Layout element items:
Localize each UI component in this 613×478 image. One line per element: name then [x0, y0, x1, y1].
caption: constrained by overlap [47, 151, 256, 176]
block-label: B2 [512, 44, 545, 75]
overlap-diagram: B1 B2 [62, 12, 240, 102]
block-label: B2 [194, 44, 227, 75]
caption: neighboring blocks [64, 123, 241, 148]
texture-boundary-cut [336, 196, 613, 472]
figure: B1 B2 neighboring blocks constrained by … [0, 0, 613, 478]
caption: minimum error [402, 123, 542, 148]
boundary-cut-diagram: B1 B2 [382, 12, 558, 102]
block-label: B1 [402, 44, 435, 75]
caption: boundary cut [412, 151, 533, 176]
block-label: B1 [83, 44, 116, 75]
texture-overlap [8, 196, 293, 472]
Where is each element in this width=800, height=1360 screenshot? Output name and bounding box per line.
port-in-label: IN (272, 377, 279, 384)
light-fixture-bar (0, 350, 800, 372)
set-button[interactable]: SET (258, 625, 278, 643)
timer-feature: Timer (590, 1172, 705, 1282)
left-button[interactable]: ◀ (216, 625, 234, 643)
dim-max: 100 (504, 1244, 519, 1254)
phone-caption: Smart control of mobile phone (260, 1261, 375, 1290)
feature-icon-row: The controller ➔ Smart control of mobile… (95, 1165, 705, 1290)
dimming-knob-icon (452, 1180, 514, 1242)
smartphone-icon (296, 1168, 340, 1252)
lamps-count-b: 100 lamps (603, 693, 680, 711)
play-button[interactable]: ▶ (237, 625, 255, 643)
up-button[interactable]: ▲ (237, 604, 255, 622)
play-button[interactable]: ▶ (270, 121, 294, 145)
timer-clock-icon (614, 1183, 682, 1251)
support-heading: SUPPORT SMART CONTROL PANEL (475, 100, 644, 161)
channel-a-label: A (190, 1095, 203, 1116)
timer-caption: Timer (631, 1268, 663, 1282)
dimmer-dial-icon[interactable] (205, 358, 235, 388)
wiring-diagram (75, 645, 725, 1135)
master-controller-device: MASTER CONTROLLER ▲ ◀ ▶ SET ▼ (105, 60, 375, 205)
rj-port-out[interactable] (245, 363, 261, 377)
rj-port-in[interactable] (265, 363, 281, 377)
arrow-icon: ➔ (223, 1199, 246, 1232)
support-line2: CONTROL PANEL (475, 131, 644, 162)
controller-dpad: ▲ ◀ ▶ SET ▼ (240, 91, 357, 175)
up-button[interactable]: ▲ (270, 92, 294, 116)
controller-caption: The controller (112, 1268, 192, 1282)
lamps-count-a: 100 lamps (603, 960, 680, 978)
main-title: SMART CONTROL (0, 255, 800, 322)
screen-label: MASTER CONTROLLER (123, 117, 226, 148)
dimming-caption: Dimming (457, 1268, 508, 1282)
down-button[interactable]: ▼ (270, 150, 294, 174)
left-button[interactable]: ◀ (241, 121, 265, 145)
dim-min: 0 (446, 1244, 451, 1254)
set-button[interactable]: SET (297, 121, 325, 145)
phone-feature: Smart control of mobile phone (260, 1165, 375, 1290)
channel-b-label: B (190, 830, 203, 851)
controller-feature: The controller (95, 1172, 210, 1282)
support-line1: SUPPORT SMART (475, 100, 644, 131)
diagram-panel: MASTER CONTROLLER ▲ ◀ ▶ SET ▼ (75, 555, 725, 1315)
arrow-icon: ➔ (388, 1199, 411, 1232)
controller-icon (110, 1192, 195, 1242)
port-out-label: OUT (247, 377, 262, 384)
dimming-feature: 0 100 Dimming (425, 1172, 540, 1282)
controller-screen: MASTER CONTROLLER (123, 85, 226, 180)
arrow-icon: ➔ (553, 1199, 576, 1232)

What to do: Reproduce the items from the start through the line that contains "block-label: B2 [194, 44, 227, 75]", renaming "UI component" to "interface element" and leaving everything else unchanged.

In response:
Localize each interface element in this 613×478 image. One line per element: name then [x0, y0, x1, y1].
caption: constrained by overlap [47, 151, 256, 176]
block-label: B2 [512, 44, 545, 75]
overlap-diagram: B1 B2 [62, 12, 240, 102]
block-label: B2 [194, 44, 227, 75]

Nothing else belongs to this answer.